● **Objective**: Output every record word for word.
++++ Supplied data ++++
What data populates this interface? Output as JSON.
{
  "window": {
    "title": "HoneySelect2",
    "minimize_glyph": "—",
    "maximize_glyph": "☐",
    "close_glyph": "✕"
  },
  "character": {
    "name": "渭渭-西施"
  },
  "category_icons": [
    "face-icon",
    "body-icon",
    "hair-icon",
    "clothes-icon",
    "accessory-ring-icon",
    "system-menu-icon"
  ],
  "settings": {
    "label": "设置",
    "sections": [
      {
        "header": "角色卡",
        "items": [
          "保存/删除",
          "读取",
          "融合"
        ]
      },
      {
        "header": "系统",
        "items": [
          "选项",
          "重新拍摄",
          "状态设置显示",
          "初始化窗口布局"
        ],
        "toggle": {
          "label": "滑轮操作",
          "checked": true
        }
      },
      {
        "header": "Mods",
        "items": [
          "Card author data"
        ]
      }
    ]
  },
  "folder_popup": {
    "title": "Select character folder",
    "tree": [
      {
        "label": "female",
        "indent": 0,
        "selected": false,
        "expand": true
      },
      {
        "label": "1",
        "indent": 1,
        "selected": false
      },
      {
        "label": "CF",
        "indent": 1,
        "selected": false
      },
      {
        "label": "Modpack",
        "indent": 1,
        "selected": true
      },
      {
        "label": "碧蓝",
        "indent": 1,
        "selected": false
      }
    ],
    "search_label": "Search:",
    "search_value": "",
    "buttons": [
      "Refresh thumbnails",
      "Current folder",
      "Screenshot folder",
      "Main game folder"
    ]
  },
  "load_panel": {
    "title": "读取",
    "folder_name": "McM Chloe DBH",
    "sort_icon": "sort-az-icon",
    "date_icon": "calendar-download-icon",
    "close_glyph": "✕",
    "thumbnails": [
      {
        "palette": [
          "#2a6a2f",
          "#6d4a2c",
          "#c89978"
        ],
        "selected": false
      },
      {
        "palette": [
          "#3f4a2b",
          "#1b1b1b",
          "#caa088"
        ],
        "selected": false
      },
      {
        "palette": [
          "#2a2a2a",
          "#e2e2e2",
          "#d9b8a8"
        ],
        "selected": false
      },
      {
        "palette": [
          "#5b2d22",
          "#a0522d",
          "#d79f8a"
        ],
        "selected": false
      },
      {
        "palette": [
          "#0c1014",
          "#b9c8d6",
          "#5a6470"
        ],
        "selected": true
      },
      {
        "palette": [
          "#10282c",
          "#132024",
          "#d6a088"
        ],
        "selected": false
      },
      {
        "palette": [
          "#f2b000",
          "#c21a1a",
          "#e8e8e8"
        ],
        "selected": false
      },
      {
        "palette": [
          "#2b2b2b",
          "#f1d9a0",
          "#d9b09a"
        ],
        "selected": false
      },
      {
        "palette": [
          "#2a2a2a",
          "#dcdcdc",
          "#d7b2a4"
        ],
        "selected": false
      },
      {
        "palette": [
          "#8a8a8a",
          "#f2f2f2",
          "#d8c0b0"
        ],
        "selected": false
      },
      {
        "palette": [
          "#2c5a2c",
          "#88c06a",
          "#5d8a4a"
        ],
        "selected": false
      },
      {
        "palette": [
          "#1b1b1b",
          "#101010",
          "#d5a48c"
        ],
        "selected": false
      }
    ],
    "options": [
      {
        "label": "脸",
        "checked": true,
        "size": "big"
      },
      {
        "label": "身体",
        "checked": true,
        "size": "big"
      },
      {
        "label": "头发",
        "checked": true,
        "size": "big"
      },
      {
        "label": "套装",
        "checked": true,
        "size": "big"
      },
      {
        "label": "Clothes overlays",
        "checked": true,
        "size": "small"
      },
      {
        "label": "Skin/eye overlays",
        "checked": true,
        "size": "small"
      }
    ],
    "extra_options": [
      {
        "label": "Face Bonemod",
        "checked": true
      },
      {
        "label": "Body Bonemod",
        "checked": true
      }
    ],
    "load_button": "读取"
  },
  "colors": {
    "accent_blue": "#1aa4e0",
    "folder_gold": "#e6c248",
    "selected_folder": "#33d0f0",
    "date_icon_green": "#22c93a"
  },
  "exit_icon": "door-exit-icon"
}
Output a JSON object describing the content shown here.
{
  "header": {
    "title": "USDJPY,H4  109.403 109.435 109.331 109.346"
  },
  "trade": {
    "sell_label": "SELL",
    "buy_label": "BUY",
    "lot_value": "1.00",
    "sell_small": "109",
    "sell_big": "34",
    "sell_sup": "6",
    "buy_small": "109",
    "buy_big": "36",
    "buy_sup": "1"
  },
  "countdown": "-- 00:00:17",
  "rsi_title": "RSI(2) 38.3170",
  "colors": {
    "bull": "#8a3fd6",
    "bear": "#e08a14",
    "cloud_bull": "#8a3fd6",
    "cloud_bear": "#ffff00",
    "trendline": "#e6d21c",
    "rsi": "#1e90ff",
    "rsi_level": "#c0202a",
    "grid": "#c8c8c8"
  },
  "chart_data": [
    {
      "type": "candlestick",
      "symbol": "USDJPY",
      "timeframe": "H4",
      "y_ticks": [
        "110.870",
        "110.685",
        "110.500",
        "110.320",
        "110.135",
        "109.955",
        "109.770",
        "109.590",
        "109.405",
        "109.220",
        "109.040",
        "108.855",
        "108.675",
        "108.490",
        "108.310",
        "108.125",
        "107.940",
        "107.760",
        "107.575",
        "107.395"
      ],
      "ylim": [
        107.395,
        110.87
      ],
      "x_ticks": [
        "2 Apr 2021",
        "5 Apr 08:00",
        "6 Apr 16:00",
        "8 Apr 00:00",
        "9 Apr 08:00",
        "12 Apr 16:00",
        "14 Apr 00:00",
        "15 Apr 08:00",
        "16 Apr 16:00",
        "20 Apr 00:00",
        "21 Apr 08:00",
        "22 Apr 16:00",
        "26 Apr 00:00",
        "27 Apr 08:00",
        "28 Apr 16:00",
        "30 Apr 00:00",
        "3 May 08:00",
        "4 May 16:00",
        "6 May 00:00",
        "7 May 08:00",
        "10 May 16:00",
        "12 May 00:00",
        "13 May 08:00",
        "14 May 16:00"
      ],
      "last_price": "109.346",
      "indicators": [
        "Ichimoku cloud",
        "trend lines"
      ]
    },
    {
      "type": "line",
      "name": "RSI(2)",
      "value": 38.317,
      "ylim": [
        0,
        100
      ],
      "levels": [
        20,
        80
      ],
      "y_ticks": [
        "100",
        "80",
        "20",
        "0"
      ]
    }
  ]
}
++++
● **Reply**:
What data populates this interface? Output as JSON.
{
  "window": {
    "title": "HoneySelect2",
    "minimize_glyph": "—",
    "maximize_glyph": "☐",
    "close_glyph": "✕"
  },
  "character": {
    "name": "渭渭-西施"
  },
  "category_icons": [
    "face-icon",
    "body-icon",
    "hair-icon",
    "clothes-icon",
    "accessory-ring-icon",
    "system-menu-icon"
  ],
  "settings": {
    "label": "设置",
    "sections": [
      {
        "header": "角色卡",
        "items": [
          "保存/删除",
          "读取",
          "融合"
        ]
      },
      {
        "header": "系统",
        "items": [
          "选项",
          "重新拍摄",
          "状态设置显示",
          "初始化窗口布局"
        ],
        "toggle": {
          "label": "滑轮操作",
          "checked": true
        }
      },
      {
        "header": "Mods",
        "items": [
          "Card author data"
        ]
      }
    ]
  },
  "folder_popup": {
    "title": "Select character folder",
    "tree": [
      {
        "label": "female",
        "indent": 0,
        "selected": false,
        "expand": true
      },
      {
        "label": "1",
        "indent": 1,
        "selected": false
      },
      {
        "label": "CF",
        "indent": 1,
        "selected": false
      },
      {
        "label": "Modpack",
        "indent": 1,
        "selected": true
      },
      {
        "label": "碧蓝",
        "indent": 1,
        "selected": false
      }
    ],
    "search_label": "Search:",
    "search_value": "",
    "buttons": [
      "Refresh thumbnails",
      "Current folder",
      "Screenshot folder",
      "Main game folder"
    ]
  },
  "load_panel": {
    "title": "读取",
    "folder_name": "McM Chloe DBH",
    "sort_icon": "sort-az-icon",
    "date_icon": "calendar-download-icon",
    "close_glyph": "✕",
    "thumbnails": [
      {
        "palette": [
          "#2a6a2f",
          "#6d4a2c",
          "#c89978"
        ],
        "selected": false
      },
      {
        "palette": [
          "#3f4a2b",
          "#1b1b1b",
          "#caa088"
        ],
        "selected": false
      },
      {
        "palette": [
          "#2a2a2a",
          "#e2e2e2",
          "#d9b8a8"
        ],
        "selected": false
      },
      {
        "palette": [
          "#5b2d22",
          "#a0522d",
          "#d79f8a"
        ],
        "selected": false
      },
      {
        "palette": [
          "#0c1014",
          "#b9c8d6",
          "#5a6470"
        ],
        "selected": true
      },
      {
        "palette": [
          "#10282c",
          "#132024",
          "#d6a088"
        ],
        "selected": false
      },
      {
        "palette": [
          "#f2b000",
          "#c21a1a",
          "#e8e8e8"
        ],
        "selected": false
      },
      {
        "palette": [
          "#2b2b2b",
          "#f1d9a0",
          "#d9b09a"
        ],
        "selected": false
      },
      {
        "palette": [
          "#2a2a2a",
          "#dcdcdc",
          "#d7b2a4"
        ],
        "selected": false
      },
      {
        "palette": [
          "#8a8a8a",
          "#f2f2f2",
          "#d8c0b0"
        ],
        "selected": false
      },
      {
        "palette": [
          "#2c5a2c",
          "#88c06a",
          "#5d8a4a"
        ],
        "selected": false
      },
      {
        "palette": [
          "#1b1b1b",
          "#101010",
          "#d5a48c"
        ],
        "selected": false
      }
    ],
    "options": [
      {
        "label": "脸",
        "checked": true,
        "size": "big"
      },
      {
        "label": "身体",
        "checked": true,
        "size": "big"
      },
      {
        "label": "头发",
        "checked": true,
        "size": "big"
      },
      {
        "label": "套装",
        "checked": true,
        "size": "big"
      },
      {
        "label": "Clothes overlays",
        "checked": true,
        "size": "small"
      },
      {
        "label": "Skin/eye overlays",
        "checked": true,
        "size": "small"
      }
    ],
    "extra_options": [
      {
        "label": "Face Bonemod",
        "checked": true
      },
      {
        "label": "Body Bonemod",
        "checked": true
      }
    ],
    "load_button": "读取"
  },
  "colors": {
    "accent_blue": "#1aa4e0",
    "folder_gold": "#e6c248",
    "selected_folder": "#33d0f0",
    "date_icon_green": "#22c93a"
  },
  "exit_icon": "door-exit-icon"
}
Output a JSON object describing the content shown here.
{
  "header": {
    "title": "USDJPY,H4  109.403 109.435 109.331 109.346"
  },
  "trade": {
    "sell_label": "SELL",
    "buy_label": "BUY",
    "lot_value": "1.00",
    "sell_small": "109",
    "sell_big": "34",
    "sell_sup": "6",
    "buy_small": "109",
    "buy_big": "36",
    "buy_sup": "1"
  },
  "countdown": "-- 00:00:17",
  "rsi_title": "RSI(2) 38.3170",
  "colors": {
    "bull": "#8a3fd6",
    "bear": "#e08a14",
    "cloud_bull": "#8a3fd6",
    "cloud_bear": "#ffff00",
    "trendline": "#e6d21c",
    "rsi": "#1e90ff",
    "rsi_level": "#c0202a",
    "grid": "#c8c8c8"
  },
  "chart_data": [
    {
      "type": "candlestick",
      "symbol": "USDJPY",
      "timeframe": "H4",
      "y_ticks": [
        "110.870",
        "110.685",
        "110.500",
        "110.320",
        "110.135",
        "109.955",
        "109.770",
        "109.590",
        "109.405",
        "109.220",
        "109.040",
        "108.855",
        "108.675",
        "108.490",
        "108.310",
        "108.125",
        "107.940",
        "107.760",
        "107.575",
        "107.395"
      ],
      "ylim": [
        107.395,
        110.87
      ],
      "x_ticks": [
        "2 Apr 2021",
        "5 Apr 08:00",
        "6 Apr 16:00",
        "8 Apr 00:00",
        "9 Apr 08:00",
        "12 Apr 16:00",
        "14 Apr 00:00",
        "15 Apr 08:00",
        "16 Apr 16:00",
        "20 Apr 00:00",
        "21 Apr 08:00",
        "22 Apr 16:00",
        "26 Apr 00:00",
        "27 Apr 08:00",
        "28 Apr 16:00",
        "30 Apr 00:00",
        "3 May 08:00",
        "4 May 16:00",
        "6 May 00:00",
        "7 May 08:00",
        "10 May 16:00",
        "12 May 00:00",
        "13 May 08:00",
        "14 May 16:00"
      ],
      "last_price": "109.346",
      "indicators": [
        "Ichimoku cloud",
        "trend lines"
      ]
    },
    {
      "type": "line",
      "name": "RSI(2)",
      "value": 38.317,
      "ylim": [
        0,
        100
      ],
      "levels": [
        20,
        80
      ],
      "y_ticks": [
        "100",
        "80",
        "20",
        "0"
      ]
    }
  ]
}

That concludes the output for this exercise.